## WHAT NEEDS TO BE DONE
Pick out every line with the word "Confirmed" and copy it.

## RAW RECORDS

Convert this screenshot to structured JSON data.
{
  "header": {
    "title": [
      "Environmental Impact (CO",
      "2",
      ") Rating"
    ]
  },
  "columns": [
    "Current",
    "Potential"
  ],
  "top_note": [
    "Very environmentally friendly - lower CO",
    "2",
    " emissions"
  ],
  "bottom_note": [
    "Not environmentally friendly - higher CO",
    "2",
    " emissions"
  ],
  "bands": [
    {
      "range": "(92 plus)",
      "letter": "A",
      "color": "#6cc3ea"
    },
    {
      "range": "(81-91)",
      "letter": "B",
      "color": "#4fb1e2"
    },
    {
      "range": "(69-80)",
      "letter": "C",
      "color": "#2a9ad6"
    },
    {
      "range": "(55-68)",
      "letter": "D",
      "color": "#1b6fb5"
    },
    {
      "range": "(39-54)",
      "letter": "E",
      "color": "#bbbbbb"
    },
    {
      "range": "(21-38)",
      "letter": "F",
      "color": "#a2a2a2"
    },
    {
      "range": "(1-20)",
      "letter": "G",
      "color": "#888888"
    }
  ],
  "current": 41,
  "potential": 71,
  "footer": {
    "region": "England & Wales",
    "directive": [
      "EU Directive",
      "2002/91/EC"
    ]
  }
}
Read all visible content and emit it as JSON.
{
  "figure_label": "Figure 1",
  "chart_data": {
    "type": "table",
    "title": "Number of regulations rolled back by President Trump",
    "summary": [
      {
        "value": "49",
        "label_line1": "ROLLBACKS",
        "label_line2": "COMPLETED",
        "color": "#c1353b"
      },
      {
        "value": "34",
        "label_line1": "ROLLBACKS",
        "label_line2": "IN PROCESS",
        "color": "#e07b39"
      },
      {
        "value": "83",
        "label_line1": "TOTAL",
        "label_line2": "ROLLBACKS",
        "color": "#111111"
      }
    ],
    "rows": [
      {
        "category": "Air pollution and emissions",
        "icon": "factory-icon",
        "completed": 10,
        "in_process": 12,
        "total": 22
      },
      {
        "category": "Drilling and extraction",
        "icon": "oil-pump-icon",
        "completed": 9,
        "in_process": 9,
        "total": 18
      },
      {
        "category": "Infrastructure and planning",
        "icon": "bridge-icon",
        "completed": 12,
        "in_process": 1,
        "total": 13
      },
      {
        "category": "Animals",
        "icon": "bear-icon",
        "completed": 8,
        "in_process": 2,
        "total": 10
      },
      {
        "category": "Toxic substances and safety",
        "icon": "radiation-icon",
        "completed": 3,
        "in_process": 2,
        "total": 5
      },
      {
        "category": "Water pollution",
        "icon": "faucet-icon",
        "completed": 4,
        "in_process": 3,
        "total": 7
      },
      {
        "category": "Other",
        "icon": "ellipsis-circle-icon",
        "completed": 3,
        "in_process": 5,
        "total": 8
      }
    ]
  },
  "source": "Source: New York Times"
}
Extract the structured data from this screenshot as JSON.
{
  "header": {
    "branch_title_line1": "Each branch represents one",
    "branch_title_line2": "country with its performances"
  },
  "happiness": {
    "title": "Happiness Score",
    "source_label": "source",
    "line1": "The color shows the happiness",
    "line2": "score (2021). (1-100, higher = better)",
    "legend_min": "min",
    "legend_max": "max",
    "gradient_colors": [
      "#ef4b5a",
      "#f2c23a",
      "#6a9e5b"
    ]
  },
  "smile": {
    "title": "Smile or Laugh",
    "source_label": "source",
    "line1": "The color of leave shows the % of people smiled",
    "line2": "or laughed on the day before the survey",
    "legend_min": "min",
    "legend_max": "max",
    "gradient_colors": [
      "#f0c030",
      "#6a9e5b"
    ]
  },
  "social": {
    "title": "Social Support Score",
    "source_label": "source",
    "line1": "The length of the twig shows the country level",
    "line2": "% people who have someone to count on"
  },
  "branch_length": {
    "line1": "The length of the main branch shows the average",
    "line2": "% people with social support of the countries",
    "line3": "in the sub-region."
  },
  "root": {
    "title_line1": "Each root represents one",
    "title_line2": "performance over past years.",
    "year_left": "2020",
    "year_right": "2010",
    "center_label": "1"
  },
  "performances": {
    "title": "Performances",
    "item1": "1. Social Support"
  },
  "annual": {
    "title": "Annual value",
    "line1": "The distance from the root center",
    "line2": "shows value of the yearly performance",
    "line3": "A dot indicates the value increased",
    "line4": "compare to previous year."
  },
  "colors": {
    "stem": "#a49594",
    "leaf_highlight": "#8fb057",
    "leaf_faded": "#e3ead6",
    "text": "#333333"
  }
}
---
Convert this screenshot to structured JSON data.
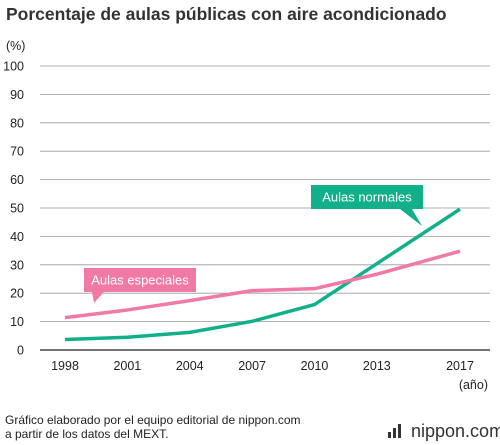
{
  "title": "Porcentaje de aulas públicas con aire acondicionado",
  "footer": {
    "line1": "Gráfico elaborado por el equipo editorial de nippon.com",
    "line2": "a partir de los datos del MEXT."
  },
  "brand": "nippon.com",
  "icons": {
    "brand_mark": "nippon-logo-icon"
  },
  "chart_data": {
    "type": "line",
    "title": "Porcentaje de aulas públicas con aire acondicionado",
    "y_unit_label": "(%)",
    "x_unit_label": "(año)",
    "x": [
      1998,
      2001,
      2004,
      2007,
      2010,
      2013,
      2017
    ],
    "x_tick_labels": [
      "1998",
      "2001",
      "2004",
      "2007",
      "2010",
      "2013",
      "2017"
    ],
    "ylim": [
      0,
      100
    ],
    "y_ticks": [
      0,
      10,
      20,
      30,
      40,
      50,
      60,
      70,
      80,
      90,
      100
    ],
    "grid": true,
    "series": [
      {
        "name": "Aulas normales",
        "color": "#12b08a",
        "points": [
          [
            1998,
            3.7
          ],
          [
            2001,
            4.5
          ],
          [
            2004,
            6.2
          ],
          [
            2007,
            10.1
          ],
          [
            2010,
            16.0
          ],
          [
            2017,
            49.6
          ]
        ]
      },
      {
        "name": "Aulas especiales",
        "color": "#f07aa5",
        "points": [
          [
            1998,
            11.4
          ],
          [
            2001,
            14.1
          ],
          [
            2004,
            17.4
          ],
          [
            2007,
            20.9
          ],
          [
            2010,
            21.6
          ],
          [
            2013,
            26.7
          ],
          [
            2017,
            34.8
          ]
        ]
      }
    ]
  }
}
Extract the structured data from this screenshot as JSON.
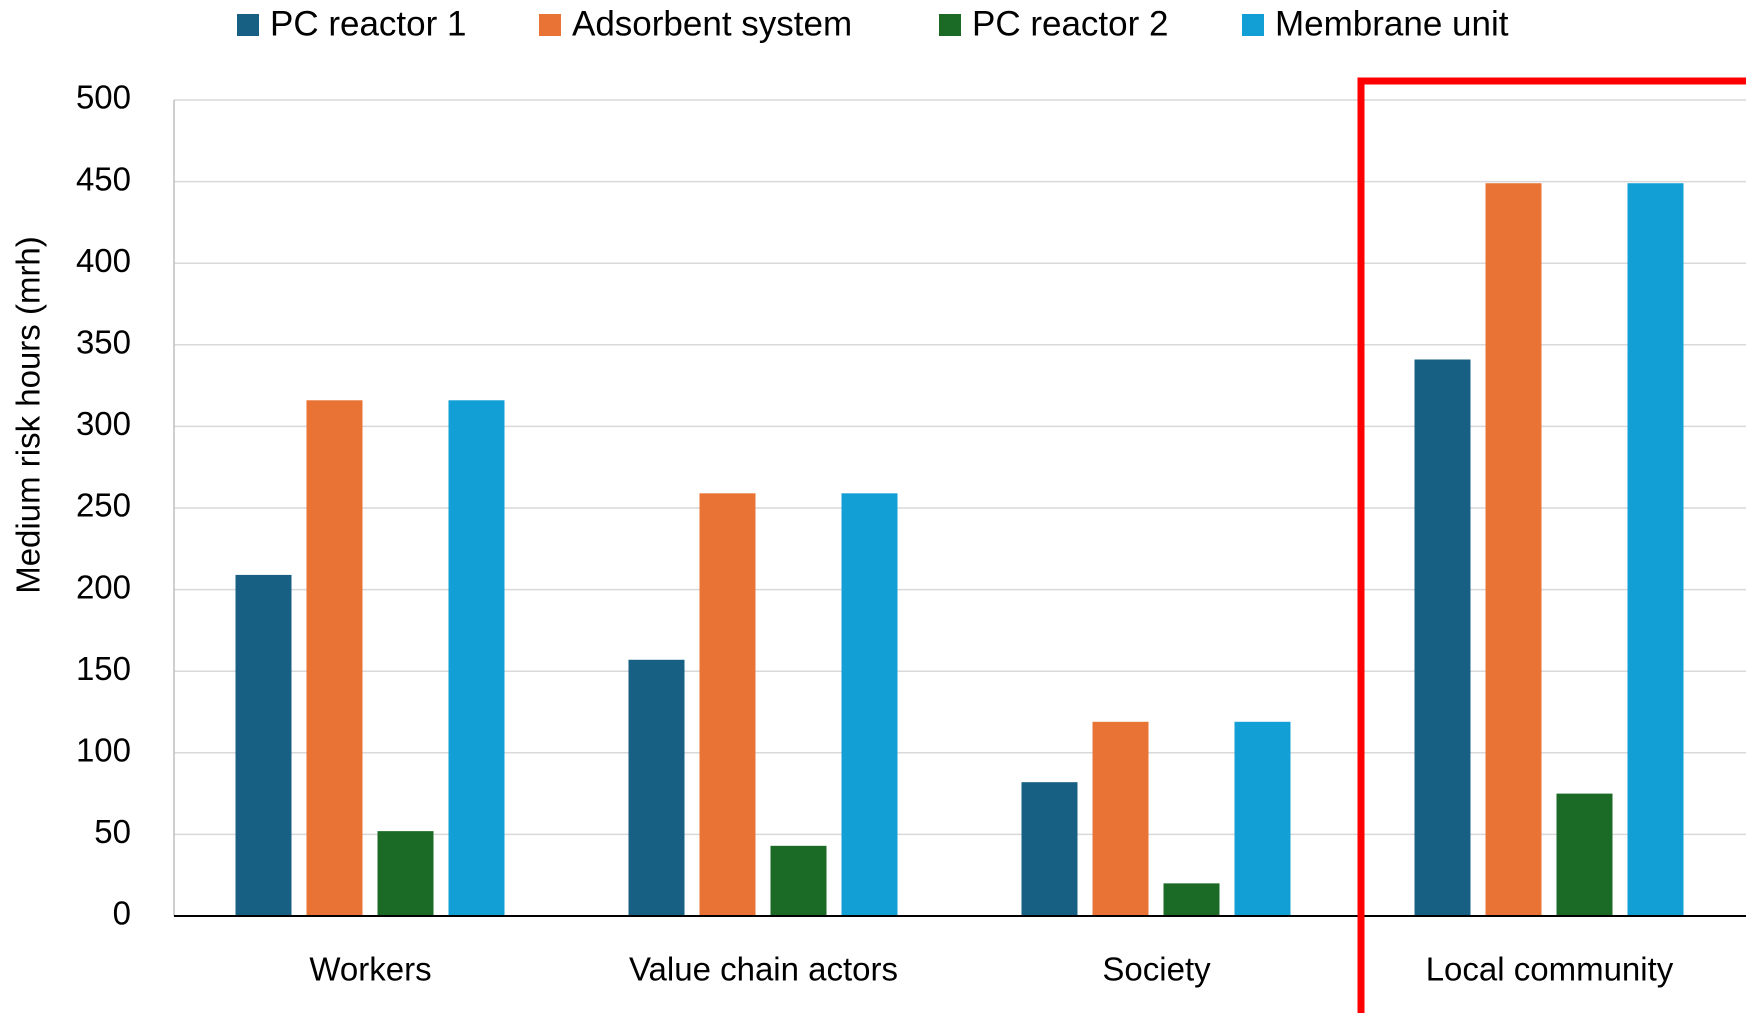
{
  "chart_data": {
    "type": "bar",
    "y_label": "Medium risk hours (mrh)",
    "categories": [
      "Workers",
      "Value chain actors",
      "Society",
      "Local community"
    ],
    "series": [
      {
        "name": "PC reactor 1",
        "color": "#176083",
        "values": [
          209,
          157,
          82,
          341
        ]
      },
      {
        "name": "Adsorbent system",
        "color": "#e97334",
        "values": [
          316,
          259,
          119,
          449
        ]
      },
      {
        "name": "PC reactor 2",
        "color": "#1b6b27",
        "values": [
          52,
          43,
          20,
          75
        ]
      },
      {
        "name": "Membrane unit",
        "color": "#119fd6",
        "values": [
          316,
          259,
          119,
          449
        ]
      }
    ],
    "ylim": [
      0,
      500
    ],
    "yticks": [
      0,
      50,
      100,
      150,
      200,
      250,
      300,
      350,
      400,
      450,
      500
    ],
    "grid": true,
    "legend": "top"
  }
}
---
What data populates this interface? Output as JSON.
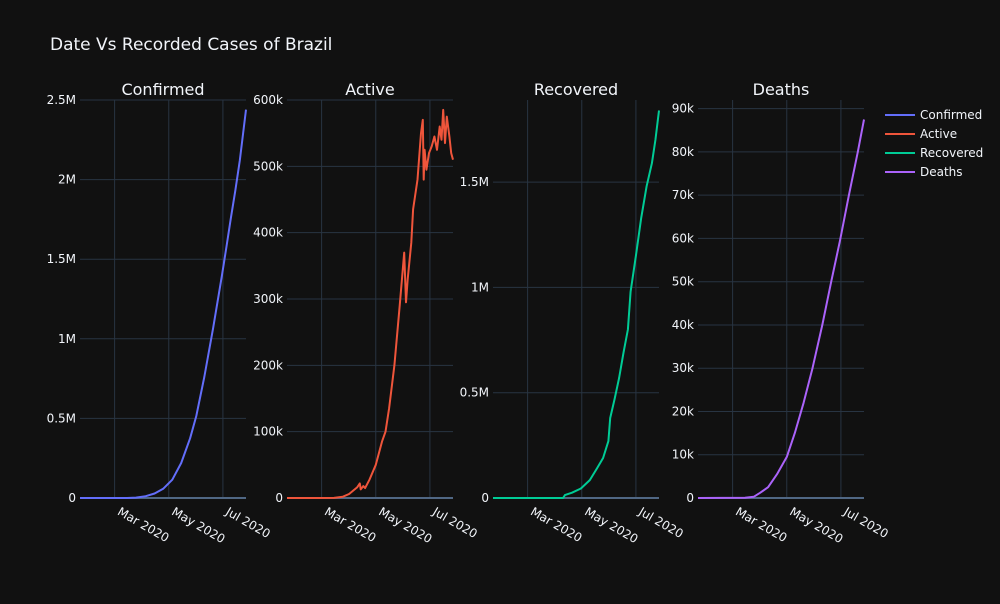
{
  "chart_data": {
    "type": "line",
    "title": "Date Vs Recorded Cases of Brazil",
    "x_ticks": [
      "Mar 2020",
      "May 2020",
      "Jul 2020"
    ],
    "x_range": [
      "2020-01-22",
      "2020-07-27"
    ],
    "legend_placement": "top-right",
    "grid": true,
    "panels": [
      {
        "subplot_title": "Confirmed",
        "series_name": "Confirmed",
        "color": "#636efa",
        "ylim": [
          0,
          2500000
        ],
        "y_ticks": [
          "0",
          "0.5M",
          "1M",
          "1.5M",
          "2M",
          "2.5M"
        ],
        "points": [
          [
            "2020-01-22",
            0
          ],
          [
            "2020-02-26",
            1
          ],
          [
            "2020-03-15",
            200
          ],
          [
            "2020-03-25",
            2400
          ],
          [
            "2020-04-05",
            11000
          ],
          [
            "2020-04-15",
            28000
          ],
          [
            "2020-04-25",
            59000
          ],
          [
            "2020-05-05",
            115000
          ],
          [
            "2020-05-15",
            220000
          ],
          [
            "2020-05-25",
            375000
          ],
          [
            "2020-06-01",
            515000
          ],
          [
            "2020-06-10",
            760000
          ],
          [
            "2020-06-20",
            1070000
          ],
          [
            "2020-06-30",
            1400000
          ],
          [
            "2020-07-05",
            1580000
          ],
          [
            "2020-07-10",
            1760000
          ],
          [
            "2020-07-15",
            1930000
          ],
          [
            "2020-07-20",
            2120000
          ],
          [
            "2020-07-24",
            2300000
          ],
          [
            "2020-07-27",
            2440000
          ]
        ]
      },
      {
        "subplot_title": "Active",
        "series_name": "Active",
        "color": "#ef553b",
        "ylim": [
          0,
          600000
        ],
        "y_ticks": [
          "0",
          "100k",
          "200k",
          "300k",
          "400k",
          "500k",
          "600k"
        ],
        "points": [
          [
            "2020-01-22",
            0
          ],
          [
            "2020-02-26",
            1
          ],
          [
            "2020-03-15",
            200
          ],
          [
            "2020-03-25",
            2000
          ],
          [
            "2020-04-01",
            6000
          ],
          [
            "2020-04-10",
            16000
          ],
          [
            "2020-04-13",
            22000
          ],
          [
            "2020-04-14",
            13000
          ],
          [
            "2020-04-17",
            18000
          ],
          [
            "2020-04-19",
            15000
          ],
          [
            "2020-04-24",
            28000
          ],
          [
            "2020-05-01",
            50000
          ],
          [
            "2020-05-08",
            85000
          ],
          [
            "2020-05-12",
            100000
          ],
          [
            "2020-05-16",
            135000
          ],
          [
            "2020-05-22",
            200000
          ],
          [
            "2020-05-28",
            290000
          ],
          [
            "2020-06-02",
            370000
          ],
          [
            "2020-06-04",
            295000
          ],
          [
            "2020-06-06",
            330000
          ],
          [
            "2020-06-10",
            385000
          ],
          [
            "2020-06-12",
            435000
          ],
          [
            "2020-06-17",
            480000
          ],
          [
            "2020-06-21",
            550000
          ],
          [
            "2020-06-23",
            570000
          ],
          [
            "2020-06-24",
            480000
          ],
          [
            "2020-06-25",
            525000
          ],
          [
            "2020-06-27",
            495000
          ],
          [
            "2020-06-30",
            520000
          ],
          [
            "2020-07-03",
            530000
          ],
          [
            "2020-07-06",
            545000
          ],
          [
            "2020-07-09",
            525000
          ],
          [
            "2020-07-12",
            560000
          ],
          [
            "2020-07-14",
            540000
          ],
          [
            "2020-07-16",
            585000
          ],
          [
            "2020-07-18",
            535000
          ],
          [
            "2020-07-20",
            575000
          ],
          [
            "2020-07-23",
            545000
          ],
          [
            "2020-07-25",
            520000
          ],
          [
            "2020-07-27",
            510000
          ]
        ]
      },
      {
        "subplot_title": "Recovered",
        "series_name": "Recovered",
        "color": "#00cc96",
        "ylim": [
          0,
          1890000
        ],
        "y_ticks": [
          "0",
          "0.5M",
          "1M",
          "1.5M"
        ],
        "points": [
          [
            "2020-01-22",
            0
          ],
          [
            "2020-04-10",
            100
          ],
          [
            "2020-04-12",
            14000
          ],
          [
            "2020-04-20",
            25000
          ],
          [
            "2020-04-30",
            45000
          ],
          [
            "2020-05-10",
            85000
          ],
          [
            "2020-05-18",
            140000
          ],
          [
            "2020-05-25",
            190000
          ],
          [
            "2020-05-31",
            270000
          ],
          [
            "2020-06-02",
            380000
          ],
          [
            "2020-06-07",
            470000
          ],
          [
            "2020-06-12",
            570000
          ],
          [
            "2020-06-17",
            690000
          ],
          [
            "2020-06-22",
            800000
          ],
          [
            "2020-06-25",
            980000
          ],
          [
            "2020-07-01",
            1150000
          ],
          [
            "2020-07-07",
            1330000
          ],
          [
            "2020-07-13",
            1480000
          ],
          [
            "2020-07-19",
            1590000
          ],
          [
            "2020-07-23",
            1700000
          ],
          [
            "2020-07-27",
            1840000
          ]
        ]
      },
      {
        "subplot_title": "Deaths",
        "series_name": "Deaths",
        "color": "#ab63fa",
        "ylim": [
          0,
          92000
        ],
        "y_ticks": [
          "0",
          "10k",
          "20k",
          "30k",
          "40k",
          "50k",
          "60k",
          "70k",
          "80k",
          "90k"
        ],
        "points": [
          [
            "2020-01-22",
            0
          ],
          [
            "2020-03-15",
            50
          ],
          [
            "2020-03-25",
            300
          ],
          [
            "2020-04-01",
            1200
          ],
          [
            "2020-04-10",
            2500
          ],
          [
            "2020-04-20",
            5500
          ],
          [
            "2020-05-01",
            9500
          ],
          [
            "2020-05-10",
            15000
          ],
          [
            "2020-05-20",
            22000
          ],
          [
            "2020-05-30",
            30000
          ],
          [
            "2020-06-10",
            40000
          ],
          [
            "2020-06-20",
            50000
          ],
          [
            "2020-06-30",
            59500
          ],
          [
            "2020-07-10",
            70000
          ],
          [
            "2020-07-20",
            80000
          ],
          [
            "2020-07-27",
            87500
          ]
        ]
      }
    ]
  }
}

## RESPONSE FOR THIS EXERCISE
        "subplot_title": "Confirmed",
        "series_name": "Confirmed",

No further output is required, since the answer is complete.